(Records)
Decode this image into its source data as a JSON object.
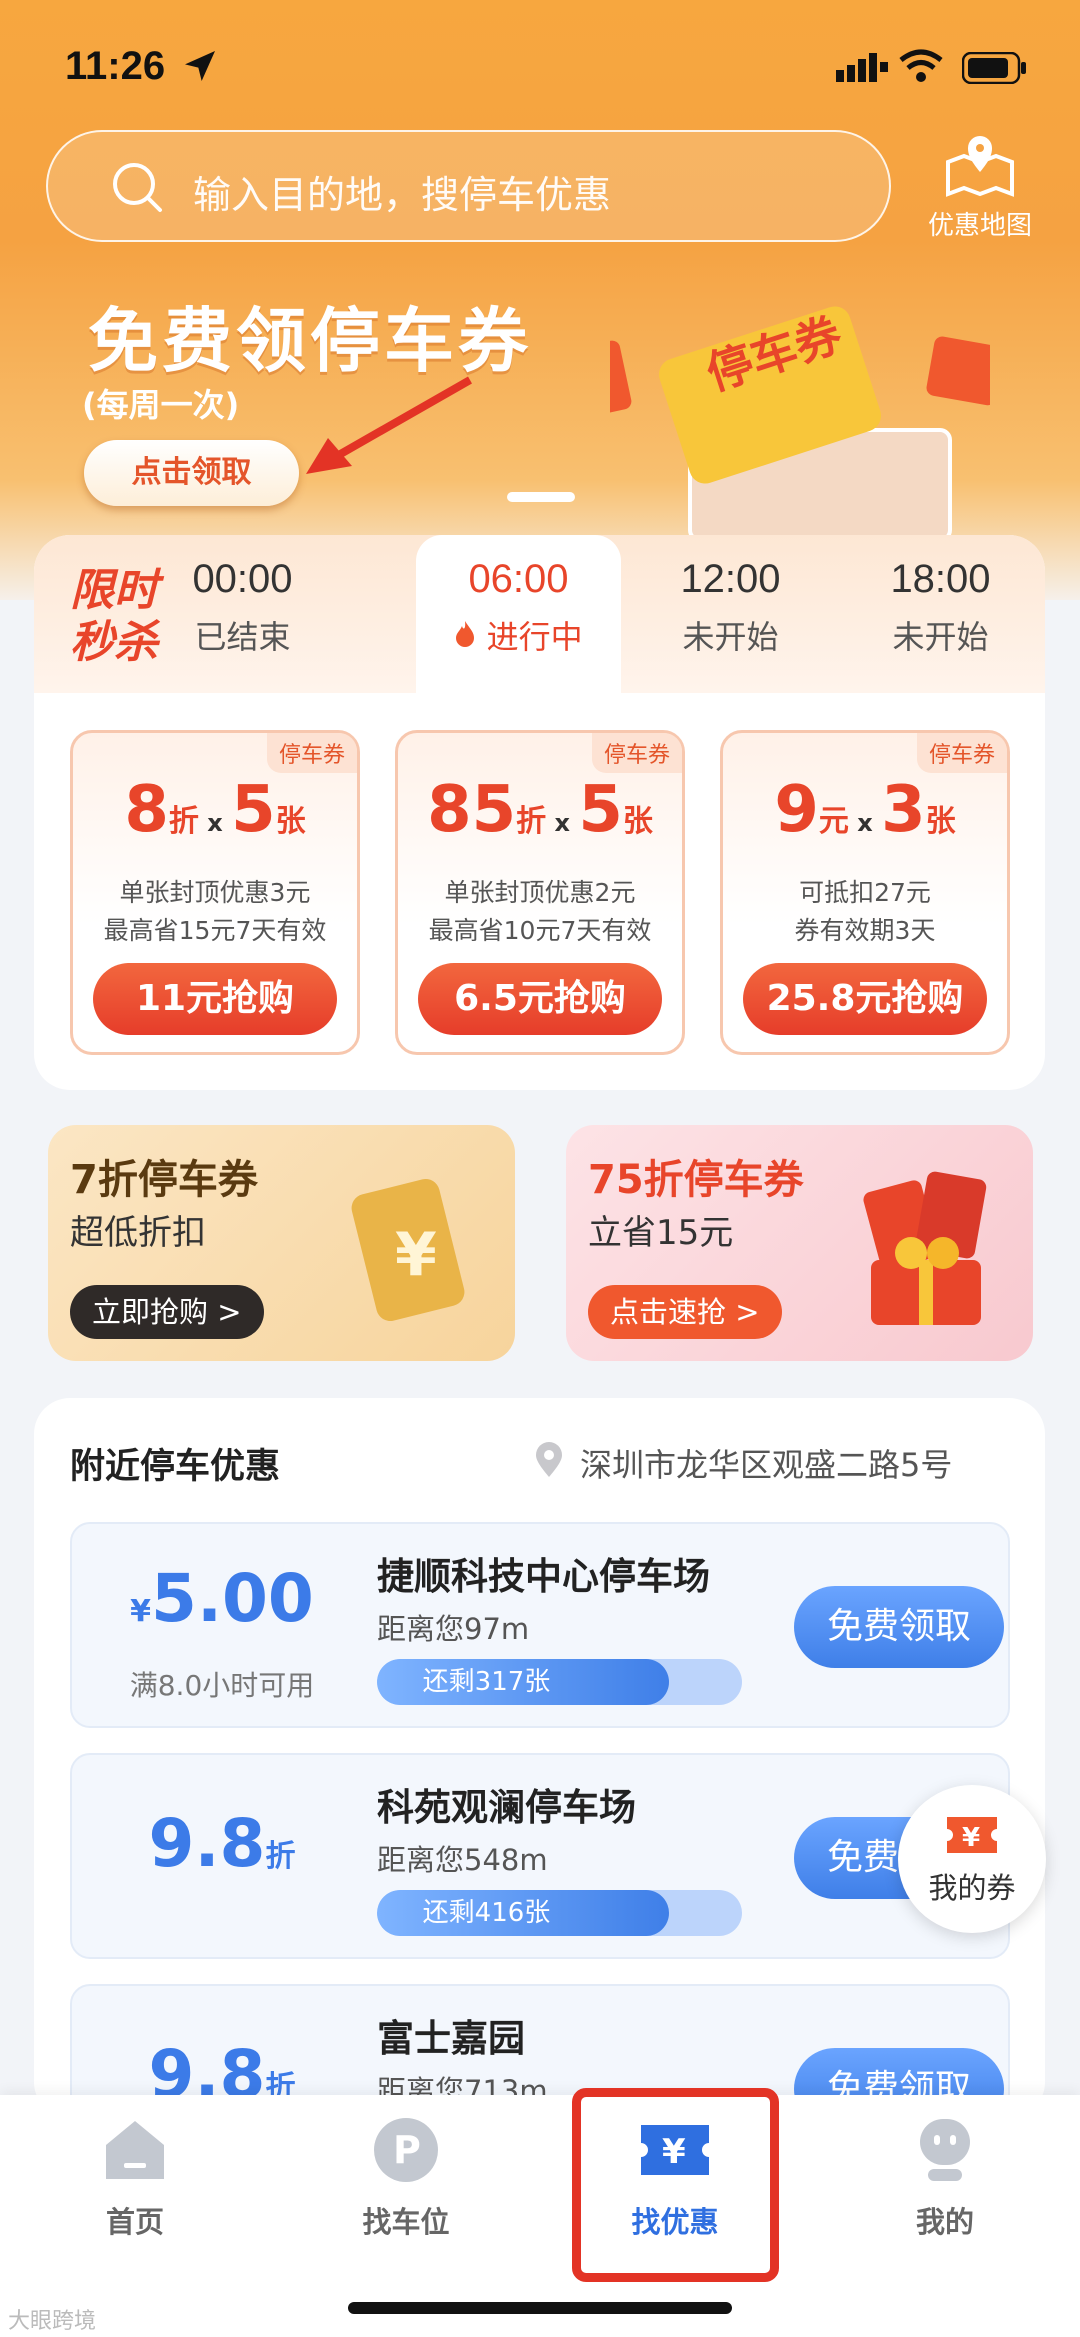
{
  "status_bar": {
    "time": "11:26"
  },
  "search": {
    "placeholder": "输入目的地，搜停车优惠"
  },
  "map_button": {
    "label": "优惠地图"
  },
  "banner": {
    "title": "免费领停车券",
    "subtitle": "(每周一次)",
    "cta": "点击领取",
    "ticket_text": "停车券"
  },
  "flash_sale": {
    "label_line1": "限时",
    "label_line2": "秒杀",
    "slots": [
      {
        "time": "00:00",
        "status": "已结束",
        "active": false
      },
      {
        "time": "06:00",
        "status": "进行中",
        "active": true
      },
      {
        "time": "12:00",
        "status": "未开始",
        "active": false
      },
      {
        "time": "18:00",
        "status": "未开始",
        "active": false
      }
    ],
    "coupons": [
      {
        "tag": "停车券",
        "main_value": "8",
        "main_unit": "折",
        "x": "x",
        "count": "5",
        "count_unit": "张",
        "line1": "单张封顶优惠3元",
        "line2": "最高省15元7天有效",
        "buy": "11元抢购"
      },
      {
        "tag": "停车券",
        "main_value": "85",
        "main_unit": "折",
        "x": "x",
        "count": "5",
        "count_unit": "张",
        "line1": "单张封顶优惠2元",
        "line2": "最高省10元7天有效",
        "buy": "6.5元抢购"
      },
      {
        "tag": "停车券",
        "main_value": "9",
        "main_unit": "元",
        "x": "x",
        "count": "3",
        "count_unit": "张",
        "line1": "可抵扣27元",
        "line2": "券有效期3天",
        "buy": "25.8元抢购"
      }
    ]
  },
  "promos": [
    {
      "title": "7折停车券",
      "subtitle": "超低折扣",
      "cta": "立即抢购 >"
    },
    {
      "title": "75折停车券",
      "subtitle": "立省15元",
      "cta": "点击速抢 >"
    }
  ],
  "nearby": {
    "title": "附近停车优惠",
    "location": "深圳市龙华区观盛二路5号",
    "lots": [
      {
        "price_prefix": "¥",
        "price": "5.00",
        "price_suffix": "",
        "condition": "满8.0小时可用",
        "name": "捷顺科技中心停车场",
        "distance": "距离您97m",
        "remaining": "还剩317张",
        "remaining_fraction": 0.8,
        "action": "免费领取"
      },
      {
        "price_prefix": "",
        "price": "9.8",
        "price_suffix": "折",
        "condition": "",
        "name": "科苑观澜停车场",
        "distance": "距离您548m",
        "remaining": "还剩416张",
        "remaining_fraction": 0.8,
        "action": "免费领取"
      },
      {
        "price_prefix": "",
        "price": "9.8",
        "price_suffix": "折",
        "condition": "",
        "name": "富士嘉园",
        "distance": "距离您713m",
        "remaining": "",
        "remaining_fraction": 0,
        "action": "免费领取"
      }
    ]
  },
  "my_coupons": {
    "label": "我的券"
  },
  "tabbar": [
    {
      "label": "首页",
      "active": false
    },
    {
      "label": "找车位",
      "active": false
    },
    {
      "label": "找优惠",
      "active": true
    },
    {
      "label": "我的",
      "active": false
    }
  ],
  "watermark": "大眼跨境",
  "colors": {
    "accent_orange": "#f5a242",
    "sale_red": "#e8452a",
    "brand_blue": "#3f7fe8",
    "highlight_red": "#e33325"
  }
}
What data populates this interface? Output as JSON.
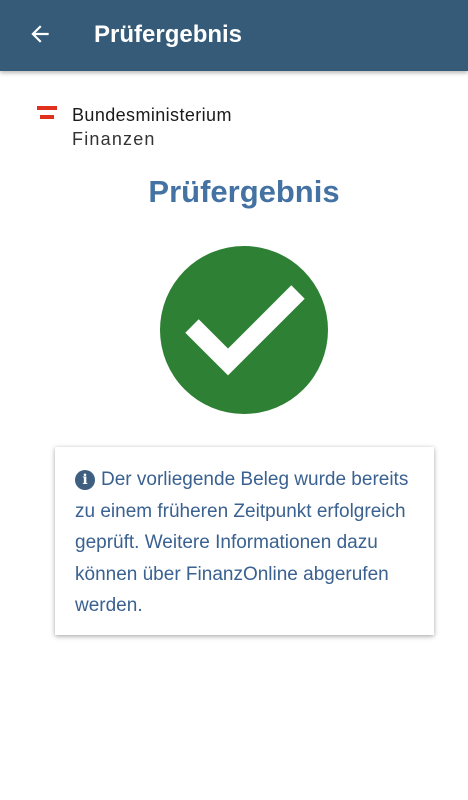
{
  "app_bar": {
    "title": "Prüfergebnis",
    "back_icon": "arrow-left-icon",
    "color": "#355b78"
  },
  "logo": {
    "line1": "Bundesministerium",
    "line2": "Finanzen",
    "flag_colors": [
      "#e0301e",
      "#ffffff",
      "#e0301e"
    ]
  },
  "main": {
    "title": "Prüfergebnis",
    "status_icon": "check-icon",
    "status_color": "#2d8034",
    "info_icon": "info-icon",
    "info_text": "Der vorliegende Beleg wurde bereits zu einem früheren Zeitpunkt erfolgreich geprüft. Weitere Informationen dazu können über FinanzOnline abgerufen werden."
  }
}
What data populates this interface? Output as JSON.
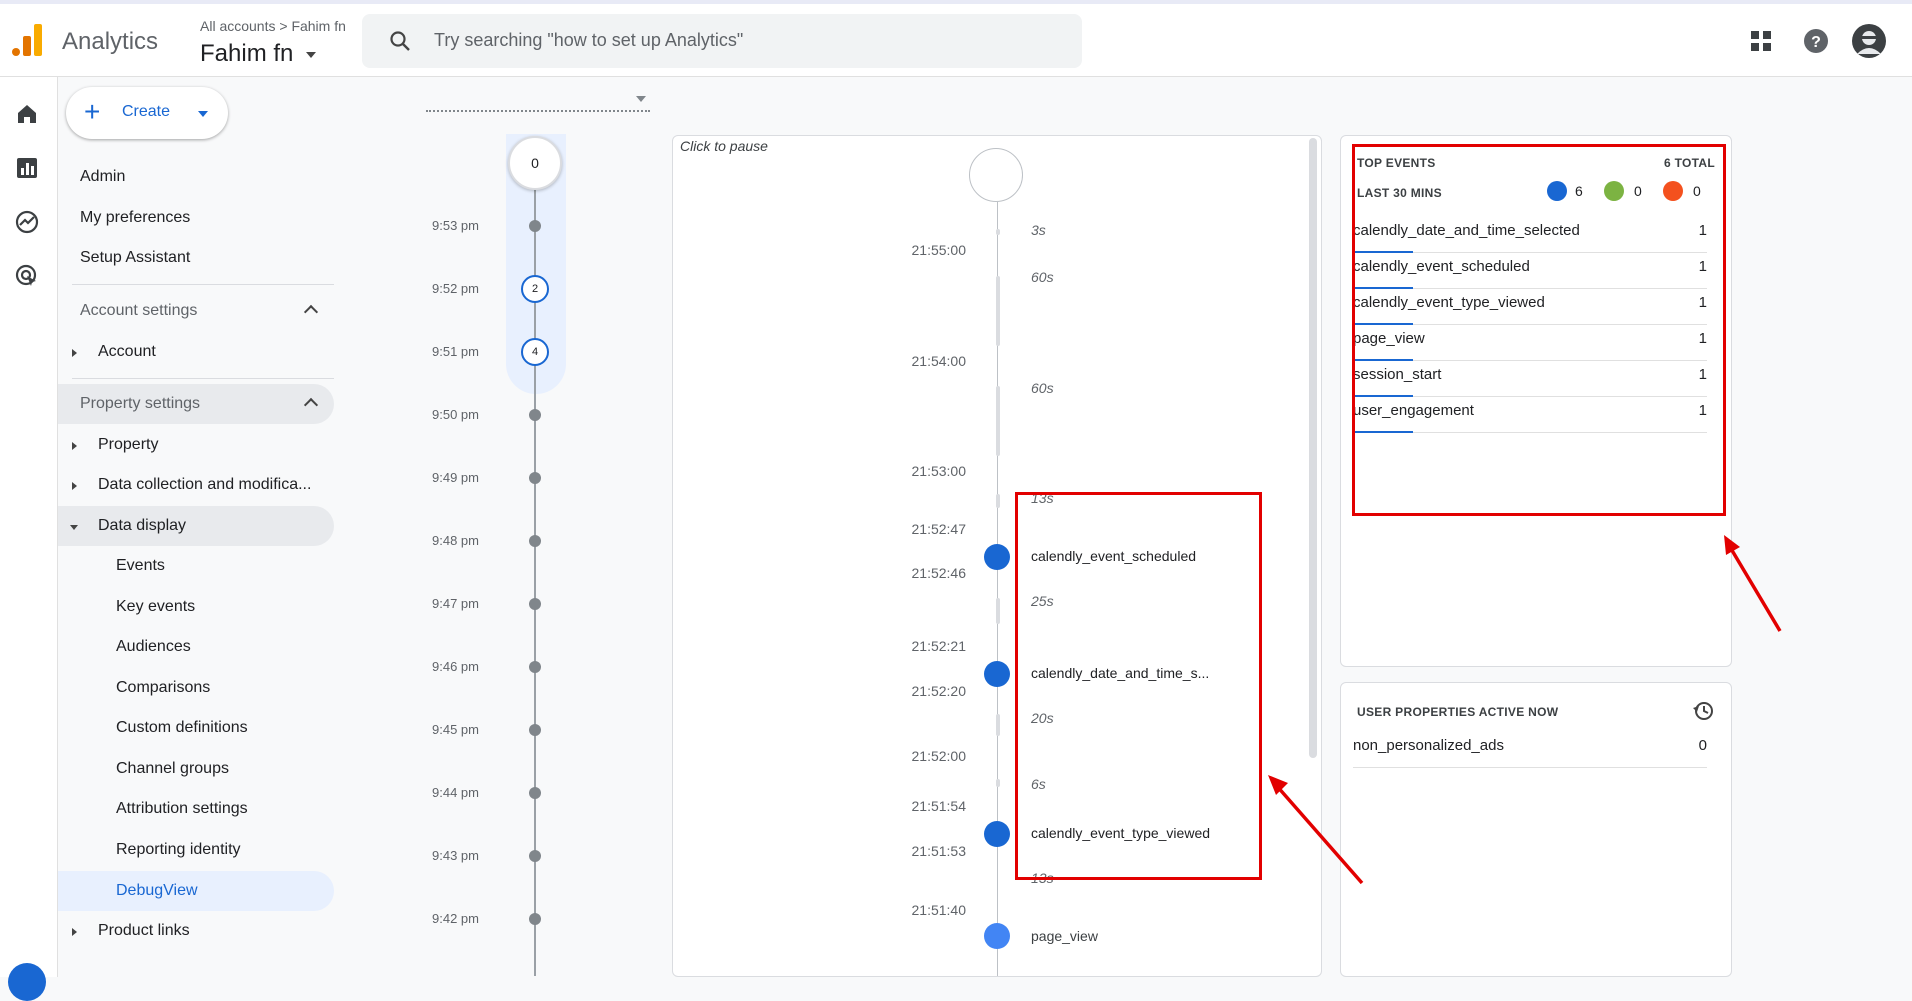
{
  "header": {
    "app_name": "Analytics",
    "breadcrumb": "All accounts > Fahim fn",
    "account_name": "Fahim fn",
    "search_placeholder": "Try searching \"how to set up Analytics\""
  },
  "sidebar": {
    "create_label": "Create",
    "items": {
      "admin": "Admin",
      "preferences": "My preferences",
      "setup": "Setup Assistant",
      "account_settings": "Account settings",
      "account": "Account",
      "property_settings": "Property settings",
      "property": "Property",
      "data_collection": "Data collection and modifica...",
      "data_display": "Data display",
      "events": "Events",
      "key_events": "Key events",
      "audiences": "Audiences",
      "comparisons": "Comparisons",
      "custom_definitions": "Custom definitions",
      "channel_groups": "Channel groups",
      "attribution": "Attribution settings",
      "reporting_identity": "Reporting identity",
      "debugview": "DebugView",
      "product_links": "Product links"
    }
  },
  "minutes": {
    "top_count": "0",
    "labels": [
      "9:53 pm",
      "9:52 pm",
      "9:51 pm",
      "9:50 pm",
      "9:49 pm",
      "9:48 pm",
      "9:47 pm",
      "9:46 pm",
      "9:45 pm",
      "9:44 pm",
      "9:43 pm",
      "9:42 pm"
    ],
    "badge_952": "2",
    "badge_951": "4"
  },
  "stream": {
    "pause_label": "Click to pause",
    "times": [
      "21:55:00",
      "21:54:00",
      "21:53:00",
      "21:52:47",
      "21:52:46",
      "21:52:21",
      "21:52:20",
      "21:52:00",
      "21:51:54",
      "21:51:53",
      "21:51:40"
    ],
    "gaps": [
      "3s",
      "60s",
      "60s",
      "13s",
      "25s",
      "20s",
      "6s",
      "13s"
    ],
    "events": [
      "calendly_event_scheduled",
      "calendly_date_and_time_s...",
      "calendly_event_type_viewed",
      "page_view"
    ]
  },
  "top_events": {
    "title": "TOP EVENTS",
    "total": "6 TOTAL",
    "period": "LAST 30 MINS",
    "count_events": "6",
    "count_key": "0",
    "count_errors": "0",
    "rows": [
      {
        "name": "calendly_date_and_time_selected",
        "count": "1"
      },
      {
        "name": "calendly_event_scheduled",
        "count": "1"
      },
      {
        "name": "calendly_event_type_viewed",
        "count": "1"
      },
      {
        "name": "page_view",
        "count": "1"
      },
      {
        "name": "session_start",
        "count": "1"
      },
      {
        "name": "user_engagement",
        "count": "1"
      }
    ]
  },
  "user_props": {
    "title": "USER PROPERTIES ACTIVE NOW",
    "rows": [
      {
        "name": "non_personalized_ads",
        "count": "0"
      }
    ]
  },
  "colors": {
    "accent": "#1967d2",
    "annotation": "#e20000",
    "logo_orange": "#f9ab00",
    "logo_dark": "#e37400"
  }
}
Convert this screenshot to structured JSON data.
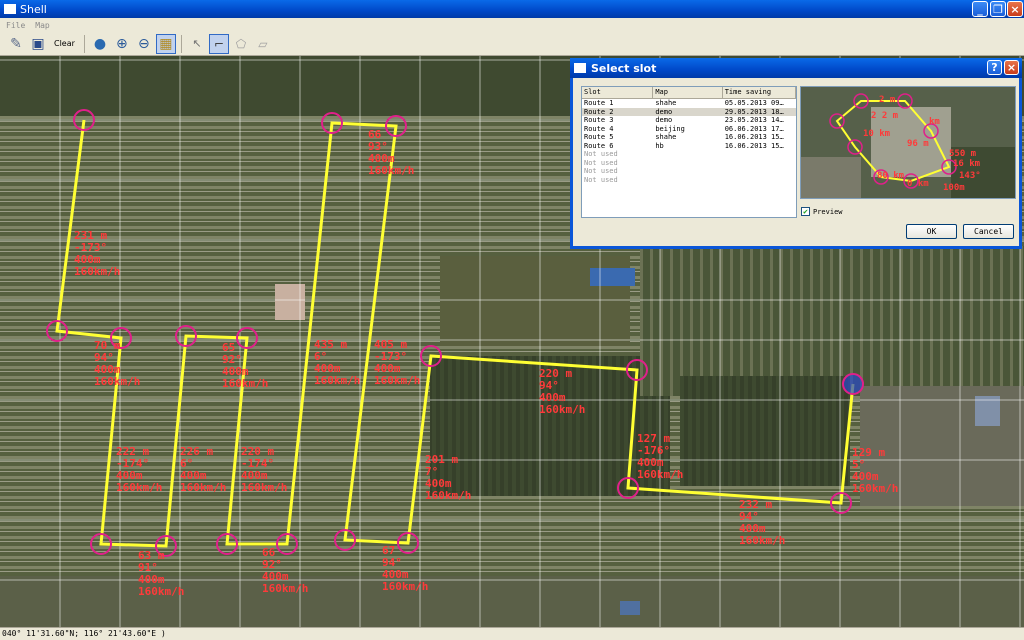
{
  "window": {
    "title": "Shell"
  },
  "menu": {
    "file": "File",
    "map": "Map"
  },
  "toolbar": {
    "clear_label": "Clear"
  },
  "status": {
    "coords": "040° 11'31.60\"N; 116° 21'43.60\"E )"
  },
  "map": {
    "labels": [
      {
        "id": "l1",
        "lines": [
          "231 m",
          "-173°",
          "400m",
          "160km/h"
        ]
      },
      {
        "id": "l2",
        "lines": [
          "66",
          "93°",
          "400m",
          "160km/h"
        ]
      },
      {
        "id": "l3",
        "lines": [
          "70 m",
          "94°",
          "400m",
          "160km/h"
        ]
      },
      {
        "id": "l4",
        "lines": [
          "65",
          "92°",
          "400m",
          "160km/h"
        ]
      },
      {
        "id": "l5",
        "lines": [
          "435 m",
          "6°",
          "400m",
          "160km/h"
        ]
      },
      {
        "id": "l6",
        "lines": [
          "405 m",
          "-173°",
          "400m",
          "160km/h"
        ]
      },
      {
        "id": "l7",
        "lines": [
          "220 m",
          "94°",
          "400m",
          "160km/h"
        ]
      },
      {
        "id": "l8",
        "lines": [
          "222 m",
          "-174°",
          "400m",
          "160km/h"
        ]
      },
      {
        "id": "l9",
        "lines": [
          "226 m",
          "6°",
          "400m",
          "160km/h"
        ]
      },
      {
        "id": "l10",
        "lines": [
          "220 m",
          "-174°",
          "400m",
          "160km/h"
        ]
      },
      {
        "id": "l11",
        "lines": [
          "201 m",
          "7°",
          "400m",
          "160km/h"
        ]
      },
      {
        "id": "l12",
        "lines": [
          "127 m",
          "-176°",
          "400m",
          "160km/h"
        ]
      },
      {
        "id": "l13",
        "lines": [
          "129 m",
          "5°",
          "400m",
          "160km/h"
        ]
      },
      {
        "id": "l14",
        "lines": [
          "232 m",
          "94°",
          "400m",
          "160km/h"
        ]
      },
      {
        "id": "l15",
        "lines": [
          "63 m",
          "91°",
          "400m",
          "160km/h"
        ]
      },
      {
        "id": "l16",
        "lines": [
          "66",
          "92°",
          "400m",
          "160km/h"
        ]
      },
      {
        "id": "l17",
        "lines": [
          "67",
          "94°",
          "400m",
          "160km/h"
        ]
      }
    ]
  },
  "dialog": {
    "title": "Select slot",
    "columns": [
      "Slot",
      "Map",
      "Time saving"
    ],
    "rows": [
      {
        "slot": "Route 1",
        "map": "shahe",
        "time": "05.05.2013 09…"
      },
      {
        "slot": "Route 2",
        "map": "demo",
        "time": "29.05.2013 18…"
      },
      {
        "slot": "Route 3",
        "map": "demo",
        "time": "23.05.2013 14…"
      },
      {
        "slot": "Route 4",
        "map": "beijing",
        "time": "06.06.2013 17…"
      },
      {
        "slot": "Route 5",
        "map": "shahe",
        "time": "16.06.2013 15…"
      },
      {
        "slot": "Route 6",
        "map": "hb",
        "time": "16.06.2013 15…"
      },
      {
        "slot": "Not used",
        "map": "",
        "time": ""
      },
      {
        "slot": "Not used",
        "map": "",
        "time": ""
      },
      {
        "slot": "Not used",
        "map": "",
        "time": ""
      },
      {
        "slot": "Not used",
        "map": "",
        "time": ""
      }
    ],
    "preview_labels": [
      "2 m",
      "km",
      "2 2 m",
      "96 m",
      "10 km",
      "550 m",
      "16 km",
      "143°",
      "100m",
      "0 km",
      "80 km"
    ],
    "preview_checkbox": "Preview",
    "ok_label": "OK",
    "cancel_label": "Cancel",
    "help_label": "?",
    "close_label": "×"
  }
}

■ Exercise directions:
Which lines of the material contain the string "distance"? List each of them.

■ Exercise solution:
        "distance": "距离您97m",
        "distance": "距离您548m",
        "distance": "距离您713m",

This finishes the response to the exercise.